EXERCISE TASK → In the entries that follow, find the word "november" and report each line it is on.

MATERIAL FOR THIS EXERCISE →
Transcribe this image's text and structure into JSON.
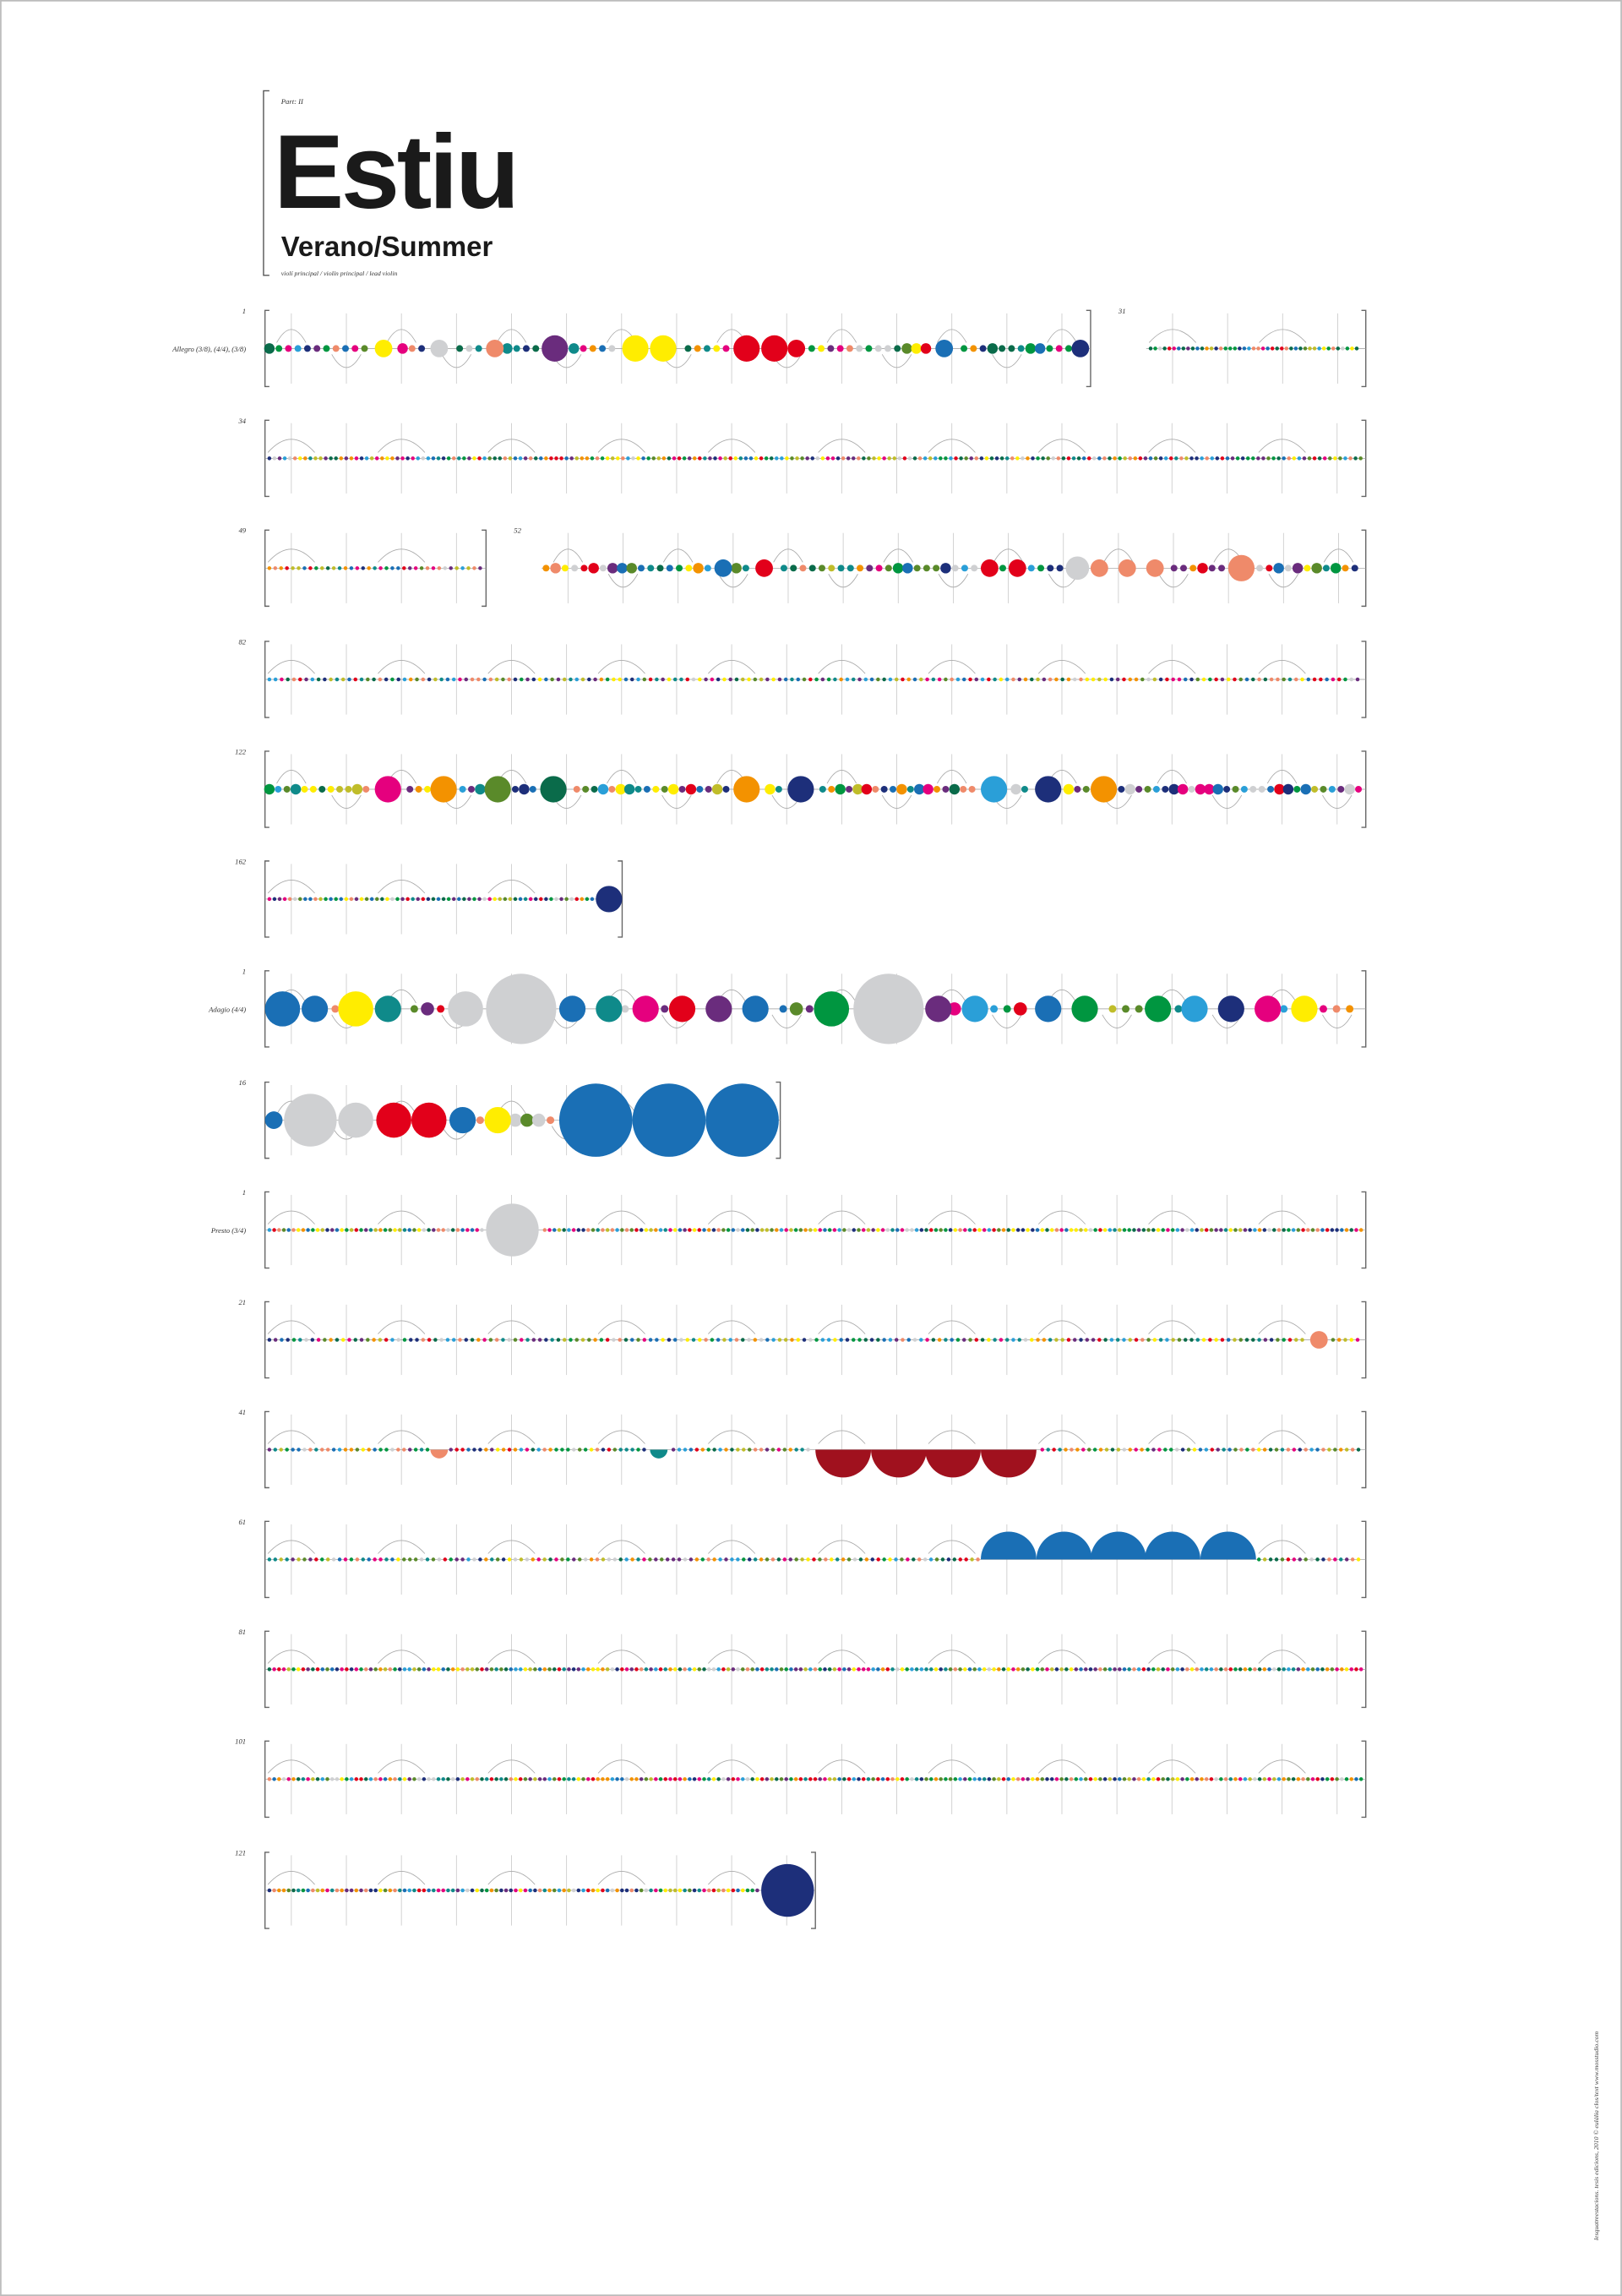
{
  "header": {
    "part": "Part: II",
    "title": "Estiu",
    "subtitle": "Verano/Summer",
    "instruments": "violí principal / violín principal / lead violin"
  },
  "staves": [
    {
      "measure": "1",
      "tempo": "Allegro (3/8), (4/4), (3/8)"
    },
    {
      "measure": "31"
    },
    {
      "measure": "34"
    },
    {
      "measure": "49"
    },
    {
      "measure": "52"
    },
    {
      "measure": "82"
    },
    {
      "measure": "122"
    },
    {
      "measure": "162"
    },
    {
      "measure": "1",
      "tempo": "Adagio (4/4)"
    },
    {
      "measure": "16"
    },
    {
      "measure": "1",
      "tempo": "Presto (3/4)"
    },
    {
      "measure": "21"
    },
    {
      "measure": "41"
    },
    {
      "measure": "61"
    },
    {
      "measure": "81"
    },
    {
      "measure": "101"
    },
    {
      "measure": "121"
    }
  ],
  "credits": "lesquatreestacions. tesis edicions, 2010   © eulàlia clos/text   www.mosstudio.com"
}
...
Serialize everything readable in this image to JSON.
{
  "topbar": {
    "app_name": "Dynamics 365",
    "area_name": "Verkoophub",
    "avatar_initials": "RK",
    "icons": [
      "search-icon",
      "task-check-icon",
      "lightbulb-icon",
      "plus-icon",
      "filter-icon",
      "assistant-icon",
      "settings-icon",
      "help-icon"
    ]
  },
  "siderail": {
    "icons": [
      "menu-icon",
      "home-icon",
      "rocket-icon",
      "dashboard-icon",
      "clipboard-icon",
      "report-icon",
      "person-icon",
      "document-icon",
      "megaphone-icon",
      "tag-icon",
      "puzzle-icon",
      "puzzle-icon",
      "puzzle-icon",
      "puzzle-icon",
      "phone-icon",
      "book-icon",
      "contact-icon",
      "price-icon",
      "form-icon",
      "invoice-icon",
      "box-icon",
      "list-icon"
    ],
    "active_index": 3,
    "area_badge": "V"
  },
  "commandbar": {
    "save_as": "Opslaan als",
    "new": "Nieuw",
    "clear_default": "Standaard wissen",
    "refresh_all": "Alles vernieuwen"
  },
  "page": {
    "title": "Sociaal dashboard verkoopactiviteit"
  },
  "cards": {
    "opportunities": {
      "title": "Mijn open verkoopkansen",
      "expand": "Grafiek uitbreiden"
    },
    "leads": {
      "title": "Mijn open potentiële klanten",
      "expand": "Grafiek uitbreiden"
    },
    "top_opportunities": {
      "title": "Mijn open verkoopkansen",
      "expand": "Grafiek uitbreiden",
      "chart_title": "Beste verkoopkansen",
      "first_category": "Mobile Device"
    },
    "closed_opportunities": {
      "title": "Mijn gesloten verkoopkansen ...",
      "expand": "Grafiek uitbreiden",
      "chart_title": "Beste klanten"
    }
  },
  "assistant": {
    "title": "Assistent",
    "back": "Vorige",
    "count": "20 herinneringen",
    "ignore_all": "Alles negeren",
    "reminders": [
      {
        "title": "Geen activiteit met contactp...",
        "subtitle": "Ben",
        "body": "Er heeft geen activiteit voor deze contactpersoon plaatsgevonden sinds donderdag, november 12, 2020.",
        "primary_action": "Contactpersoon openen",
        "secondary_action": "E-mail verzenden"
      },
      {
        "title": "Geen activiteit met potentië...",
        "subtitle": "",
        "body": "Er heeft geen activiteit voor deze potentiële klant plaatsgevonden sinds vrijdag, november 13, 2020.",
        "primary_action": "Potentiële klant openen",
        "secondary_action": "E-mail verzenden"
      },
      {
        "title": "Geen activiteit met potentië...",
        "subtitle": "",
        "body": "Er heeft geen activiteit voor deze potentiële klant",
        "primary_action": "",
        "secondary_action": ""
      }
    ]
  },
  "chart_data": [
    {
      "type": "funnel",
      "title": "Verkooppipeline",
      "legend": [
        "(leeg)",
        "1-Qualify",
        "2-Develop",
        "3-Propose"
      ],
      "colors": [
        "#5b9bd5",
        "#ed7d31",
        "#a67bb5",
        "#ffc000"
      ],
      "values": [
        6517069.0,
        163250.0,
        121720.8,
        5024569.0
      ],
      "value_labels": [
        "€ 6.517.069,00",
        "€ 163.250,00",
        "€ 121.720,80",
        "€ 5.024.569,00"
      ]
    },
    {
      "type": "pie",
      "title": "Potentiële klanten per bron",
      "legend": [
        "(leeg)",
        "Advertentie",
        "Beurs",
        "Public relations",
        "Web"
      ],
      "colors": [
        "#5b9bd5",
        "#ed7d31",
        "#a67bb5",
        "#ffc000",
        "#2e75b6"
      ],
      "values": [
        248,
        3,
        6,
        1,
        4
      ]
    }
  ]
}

THE SOLUTION →
        "body": "Er heeft geen activiteit voor deze contactpersoon plaatsgevonden sinds donderdag, november 12, 2020.",
        "body": "Er heeft geen activiteit voor deze potentiële klant plaatsgevonden sinds vrijdag, november 13, 2020.",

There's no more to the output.